* START Extracted records *

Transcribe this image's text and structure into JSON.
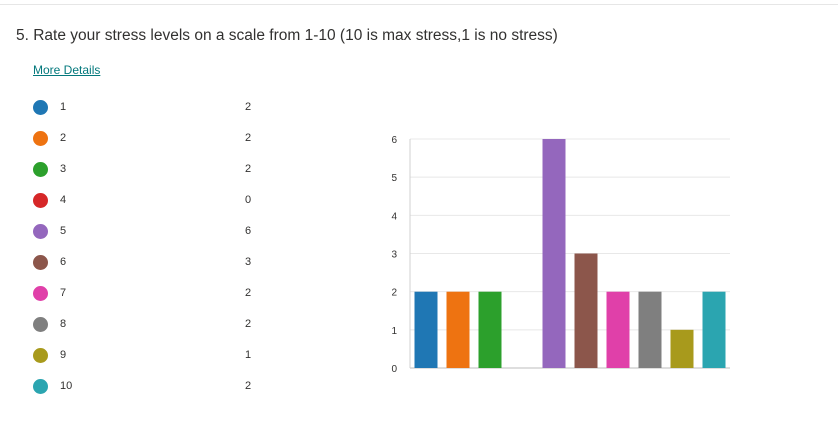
{
  "question": {
    "title": "5. Rate your stress levels on a scale from 1-10 (10 is max stress,1 is no stress)",
    "more_details_label": "More Details"
  },
  "legend": [
    {
      "label": "1",
      "count": "2",
      "color": "#1f77b4"
    },
    {
      "label": "2",
      "count": "2",
      "color": "#ee7311"
    },
    {
      "label": "3",
      "count": "2",
      "color": "#2ca02c"
    },
    {
      "label": "4",
      "count": "0",
      "color": "#d62728"
    },
    {
      "label": "5",
      "count": "6",
      "color": "#9467bd"
    },
    {
      "label": "6",
      "count": "3",
      "color": "#8c564b"
    },
    {
      "label": "7",
      "count": "2",
      "color": "#e040a9"
    },
    {
      "label": "8",
      "count": "2",
      "color": "#7f7f7f"
    },
    {
      "label": "9",
      "count": "1",
      "color": "#a89a1c"
    },
    {
      "label": "10",
      "count": "2",
      "color": "#2ba5b0"
    }
  ],
  "chart_data": {
    "type": "bar",
    "categories": [
      "1",
      "2",
      "3",
      "4",
      "5",
      "6",
      "7",
      "8",
      "9",
      "10"
    ],
    "values": [
      2,
      2,
      2,
      0,
      6,
      3,
      2,
      2,
      1,
      2
    ],
    "colors": [
      "#1f77b4",
      "#ee7311",
      "#2ca02c",
      "#d62728",
      "#9467bd",
      "#8c564b",
      "#e040a9",
      "#7f7f7f",
      "#a89a1c",
      "#2ba5b0"
    ],
    "title": "",
    "xlabel": "",
    "ylabel": "",
    "ylim": [
      0,
      6
    ],
    "yticks": [
      "0",
      "1",
      "2",
      "3",
      "4",
      "5",
      "6"
    ],
    "grid": true,
    "legend_placement": "left"
  }
}
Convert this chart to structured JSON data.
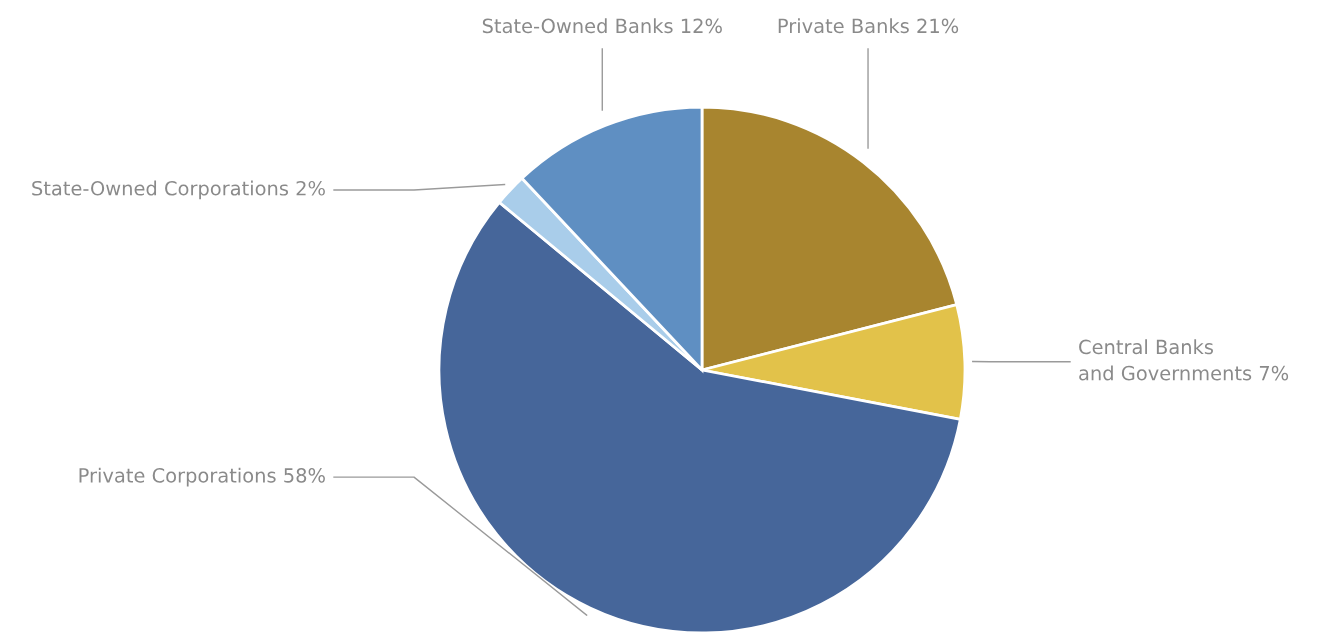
{
  "chart_data": {
    "type": "pie",
    "categories": [
      "Private Banks",
      "Central Banks\nand Governments",
      "Private Corporations",
      "State-Owned Corporations",
      "State-Owned Banks"
    ],
    "values": [
      21,
      7,
      58,
      2,
      12
    ],
    "value_labels": [
      "21%",
      "7%",
      "58%",
      "2%",
      "12%"
    ],
    "colors": [
      "#a8852f",
      "#e2c24a",
      "#46669a",
      "#a9cdea",
      "#5f8fc2"
    ],
    "legend": false
  }
}
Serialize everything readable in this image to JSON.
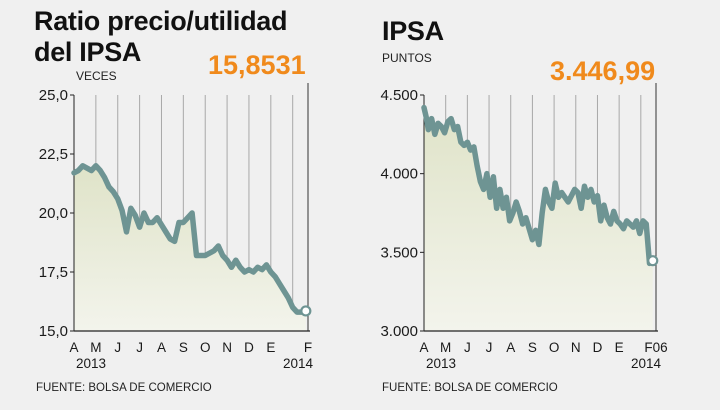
{
  "colors": {
    "line": "#6e9493",
    "fill_top": "#dfe3c8",
    "fill_bottom": "#f3f4ec",
    "accent": "#f08a1c",
    "grid": "#a8a8a8",
    "bg": "#f0f0f0"
  },
  "left": {
    "title_line1": "Ratio precio/utilidad",
    "title_line2": "del IPSA",
    "unit": "VECES",
    "last_value": "15,8531",
    "source": "FUENTE: BOLSA DE COMERCIO",
    "year_start": "2013",
    "year_end": "2014"
  },
  "right": {
    "title": "IPSA",
    "unit": "PUNTOS",
    "last_value": "3.446,99",
    "source": "FUENTE: BOLSA DE COMERCIO",
    "year_start": "2013",
    "year_end": "2014"
  },
  "chart_data": [
    {
      "type": "area",
      "ylim": [
        15.0,
        25.0
      ],
      "yticks": [
        "25,0",
        "22,5",
        "20,0",
        "17,5",
        "15,0"
      ],
      "ytick_values": [
        25.0,
        22.5,
        20.0,
        17.5,
        15.0
      ],
      "xticks": [
        "A",
        "M",
        "J",
        "J",
        "A",
        "S",
        "O",
        "N",
        "D",
        "E",
        "F"
      ],
      "x_range": [
        0,
        10.7
      ],
      "series": [
        {
          "x": [
            0,
            0.2,
            0.4,
            0.6,
            0.8,
            1.0,
            1.2,
            1.4,
            1.6,
            1.8,
            2.0,
            2.2,
            2.4,
            2.6,
            2.8,
            3.0,
            3.2,
            3.4,
            3.6,
            3.8,
            4.0,
            4.2,
            4.4,
            4.6,
            4.8,
            5.0,
            5.2,
            5.4,
            5.6,
            5.8,
            6.0,
            6.2,
            6.4,
            6.6,
            6.8,
            7.0,
            7.2,
            7.4,
            7.6,
            7.8,
            8.0,
            8.2,
            8.4,
            8.6,
            8.8,
            9.0,
            9.2,
            9.4,
            9.6,
            9.8,
            10.0,
            10.2,
            10.4,
            10.6
          ],
          "y": [
            21.7,
            21.8,
            22.0,
            21.9,
            21.8,
            22.0,
            21.8,
            21.5,
            21.1,
            20.9,
            20.6,
            20.1,
            19.2,
            20.2,
            19.9,
            19.4,
            20.0,
            19.6,
            19.6,
            19.8,
            19.5,
            19.2,
            18.9,
            18.8,
            19.6,
            19.6,
            19.8,
            20.0,
            18.2,
            18.2,
            18.2,
            18.3,
            18.4,
            18.6,
            18.2,
            18.0,
            17.7,
            18.0,
            17.7,
            17.5,
            17.6,
            17.5,
            17.7,
            17.6,
            17.8,
            17.5,
            17.3,
            17.0,
            16.7,
            16.4,
            16.0,
            15.8,
            15.8,
            15.85
          ]
        }
      ]
    },
    {
      "type": "area",
      "ylim": [
        3000,
        4500
      ],
      "yticks": [
        "4.500",
        "4.000",
        "3.500",
        "3.000"
      ],
      "ytick_values": [
        4500,
        4000,
        3500,
        3000
      ],
      "xticks": [
        "A",
        "M",
        "J",
        "J",
        "A",
        "S",
        "O",
        "N",
        "D",
        "E",
        "F06"
      ],
      "x_range": [
        0,
        10.7
      ],
      "series": [
        {
          "x": [
            0,
            0.1,
            0.2,
            0.35,
            0.5,
            0.65,
            0.8,
            0.95,
            1.1,
            1.25,
            1.4,
            1.55,
            1.7,
            1.85,
            2.0,
            2.15,
            2.3,
            2.45,
            2.6,
            2.75,
            2.9,
            3.05,
            3.2,
            3.35,
            3.5,
            3.65,
            3.8,
            3.95,
            4.1,
            4.25,
            4.4,
            4.55,
            4.7,
            4.85,
            5.0,
            5.15,
            5.3,
            5.45,
            5.6,
            5.75,
            5.9,
            6.05,
            6.2,
            6.35,
            6.5,
            6.65,
            6.8,
            6.95,
            7.1,
            7.25,
            7.4,
            7.55,
            7.7,
            7.85,
            8.0,
            8.15,
            8.3,
            8.45,
            8.6,
            8.75,
            8.9,
            9.05,
            9.2,
            9.35,
            9.5,
            9.65,
            9.8,
            9.95,
            10.1,
            10.25,
            10.4,
            10.55
          ],
          "y": [
            4420,
            4360,
            4280,
            4350,
            4250,
            4320,
            4300,
            4260,
            4330,
            4350,
            4280,
            4300,
            4200,
            4180,
            4200,
            4150,
            4170,
            4050,
            3950,
            3900,
            4000,
            3850,
            3980,
            3780,
            3900,
            3780,
            3850,
            3700,
            3750,
            3820,
            3760,
            3680,
            3720,
            3650,
            3580,
            3640,
            3550,
            3750,
            3900,
            3820,
            3780,
            3940,
            3850,
            3880,
            3850,
            3820,
            3860,
            3900,
            3880,
            3780,
            3920,
            3850,
            3900,
            3820,
            3860,
            3700,
            3800,
            3720,
            3680,
            3760,
            3700,
            3680,
            3650,
            3700,
            3680,
            3660,
            3700,
            3620,
            3700,
            3680,
            3430,
            3447
          ]
        }
      ]
    }
  ]
}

* END Extracted records *

Task details = All preceding records should be duplicated verbatim, images excepted.

Problem solution =
Transcribe this image's text and structure into JSON.
{
  "question": {
    "title": "5. Rate your stress levels on a scale from 1-10 (10 is max stress,1 is no stress)",
    "more_details_label": "More Details"
  },
  "legend": [
    {
      "label": "1",
      "count": "2",
      "color": "#1f77b4"
    },
    {
      "label": "2",
      "count": "2",
      "color": "#ee7311"
    },
    {
      "label": "3",
      "count": "2",
      "color": "#2ca02c"
    },
    {
      "label": "4",
      "count": "0",
      "color": "#d62728"
    },
    {
      "label": "5",
      "count": "6",
      "color": "#9467bd"
    },
    {
      "label": "6",
      "count": "3",
      "color": "#8c564b"
    },
    {
      "label": "7",
      "count": "2",
      "color": "#e040a9"
    },
    {
      "label": "8",
      "count": "2",
      "color": "#7f7f7f"
    },
    {
      "label": "9",
      "count": "1",
      "color": "#a89a1c"
    },
    {
      "label": "10",
      "count": "2",
      "color": "#2ba5b0"
    }
  ],
  "chart_data": {
    "type": "bar",
    "categories": [
      "1",
      "2",
      "3",
      "4",
      "5",
      "6",
      "7",
      "8",
      "9",
      "10"
    ],
    "values": [
      2,
      2,
      2,
      0,
      6,
      3,
      2,
      2,
      1,
      2
    ],
    "colors": [
      "#1f77b4",
      "#ee7311",
      "#2ca02c",
      "#d62728",
      "#9467bd",
      "#8c564b",
      "#e040a9",
      "#7f7f7f",
      "#a89a1c",
      "#2ba5b0"
    ],
    "title": "",
    "xlabel": "",
    "ylabel": "",
    "ylim": [
      0,
      6
    ],
    "yticks": [
      "0",
      "1",
      "2",
      "3",
      "4",
      "5",
      "6"
    ],
    "grid": true,
    "legend_placement": "left"
  }
}
Convert this chart to structured JSON data.
{
  "chart_data": {
    "type": "pie",
    "categories": [
      "Private Banks",
      "Central Banks\nand Governments",
      "Private Corporations",
      "State-Owned Corporations",
      "State-Owned Banks"
    ],
    "values": [
      21,
      7,
      58,
      2,
      12
    ],
    "value_labels": [
      "21%",
      "7%",
      "58%",
      "2%",
      "12%"
    ],
    "colors": [
      "#a8852f",
      "#e2c24a",
      "#46669a",
      "#a9cdea",
      "#5f8fc2"
    ],
    "legend": false
  }
}
Serialize everything readable in this image to JSON.
{
  "colors": {
    "line": "#6e9493",
    "fill_top": "#dfe3c8",
    "fill_bottom": "#f3f4ec",
    "accent": "#f08a1c",
    "grid": "#a8a8a8",
    "bg": "#f0f0f0"
  },
  "left": {
    "title_line1": "Ratio precio/utilidad",
    "title_line2": "del IPSA",
    "unit": "VECES",
    "last_value": "15,8531",
    "source": "FUENTE: BOLSA DE COMERCIO",
    "year_start": "2013",
    "year_end": "2014"
  },
  "right": {
    "title": "IPSA",
    "unit": "PUNTOS",
    "last_value": "3.446,99",
    "source": "FUENTE: BOLSA DE COMERCIO",
    "year_start": "2013",
    "year_end": "2014"
  },
  "chart_data": [
    {
      "type": "area",
      "ylim": [
        15.0,
        25.0
      ],
      "yticks": [
        "25,0",
        "22,5",
        "20,0",
        "17,5",
        "15,0"
      ],
      "ytick_values": [
        25.0,
        22.5,
        20.0,
        17.5,
        15.0
      ],
      "xticks": [
        "A",
        "M",
        "J",
        "J",
        "A",
        "S",
        "O",
        "N",
        "D",
        "E",
        "F"
      ],
      "x_range": [
        0,
        10.7
      ],
      "series": [
        {
          "x": [
            0,
            0.2,
            0.4,
            0.6,
            0.8,
            1.0,
            1.2,
            1.4,
            1.6,
            1.8,
            2.0,
            2.2,
            2.4,
            2.6,
            2.8,
            3.0,
            3.2,
            3.4,
            3.6,
            3.8,
            4.0,
            4.2,
            4.4,
            4.6,
            4.8,
            5.0,
            5.2,
            5.4,
            5.6,
            5.8,
            6.0,
            6.2,
            6.4,
            6.6,
            6.8,
            7.0,
            7.2,
            7.4,
            7.6,
            7.8,
            8.0,
            8.2,
            8.4,
            8.6,
            8.8,
            9.0,
            9.2,
            9.4,
            9.6,
            9.8,
            10.0,
            10.2,
            10.4,
            10.6
          ],
          "y": [
            21.7,
            21.8,
            22.0,
            21.9,
            21.8,
            22.0,
            21.8,
            21.5,
            21.1,
            20.9,
            20.6,
            20.1,
            19.2,
            20.2,
            19.9,
            19.4,
            20.0,
            19.6,
            19.6,
            19.8,
            19.5,
            19.2,
            18.9,
            18.8,
            19.6,
            19.6,
            19.8,
            20.0,
            18.2,
            18.2,
            18.2,
            18.3,
            18.4,
            18.6,
            18.2,
            18.0,
            17.7,
            18.0,
            17.7,
            17.5,
            17.6,
            17.5,
            17.7,
            17.6,
            17.8,
            17.5,
            17.3,
            17.0,
            16.7,
            16.4,
            16.0,
            15.8,
            15.8,
            15.85
          ]
        }
      ]
    },
    {
      "type": "area",
      "ylim": [
        3000,
        4500
      ],
      "yticks": [
        "4.500",
        "4.000",
        "3.500",
        "3.000"
      ],
      "ytick_values": [
        4500,
        4000,
        3500,
        3000
      ],
      "xticks": [
        "A",
        "M",
        "J",
        "J",
        "A",
        "S",
        "O",
        "N",
        "D",
        "E",
        "F06"
      ],
      "x_range": [
        0,
        10.7
      ],
      "series": [
        {
          "x": [
            0,
            0.1,
            0.2,
            0.35,
            0.5,
            0.65,
            0.8,
            0.95,
            1.1,
            1.25,
            1.4,
            1.55,
            1.7,
            1.85,
            2.0,
            2.15,
            2.3,
            2.45,
            2.6,
            2.75,
            2.9,
            3.05,
            3.2,
            3.35,
            3.5,
            3.65,
            3.8,
            3.95,
            4.1,
            4.25,
            4.4,
            4.55,
            4.7,
            4.85,
            5.0,
            5.15,
            5.3,
            5.45,
            5.6,
            5.75,
            5.9,
            6.05,
            6.2,
            6.35,
            6.5,
            6.65,
            6.8,
            6.95,
            7.1,
            7.25,
            7.4,
            7.55,
            7.7,
            7.85,
            8.0,
            8.15,
            8.3,
            8.45,
            8.6,
            8.75,
            8.9,
            9.05,
            9.2,
            9.35,
            9.5,
            9.65,
            9.8,
            9.95,
            10.1,
            10.25,
            10.4,
            10.55
          ],
          "y": [
            4420,
            4360,
            4280,
            4350,
            4250,
            4320,
            4300,
            4260,
            4330,
            4350,
            4280,
            4300,
            4200,
            4180,
            4200,
            4150,
            4170,
            4050,
            3950,
            3900,
            4000,
            3850,
            3980,
            3780,
            3900,
            3780,
            3850,
            3700,
            3750,
            3820,
            3760,
            3680,
            3720,
            3650,
            3580,
            3640,
            3550,
            3750,
            3900,
            3820,
            3780,
            3940,
            3850,
            3880,
            3850,
            3820,
            3860,
            3900,
            3880,
            3780,
            3920,
            3850,
            3900,
            3820,
            3860,
            3700,
            3800,
            3720,
            3680,
            3760,
            3700,
            3680,
            3650,
            3700,
            3680,
            3660,
            3700,
            3620,
            3700,
            3680,
            3430,
            3447
          ]
        }
      ]
    }
  ]
}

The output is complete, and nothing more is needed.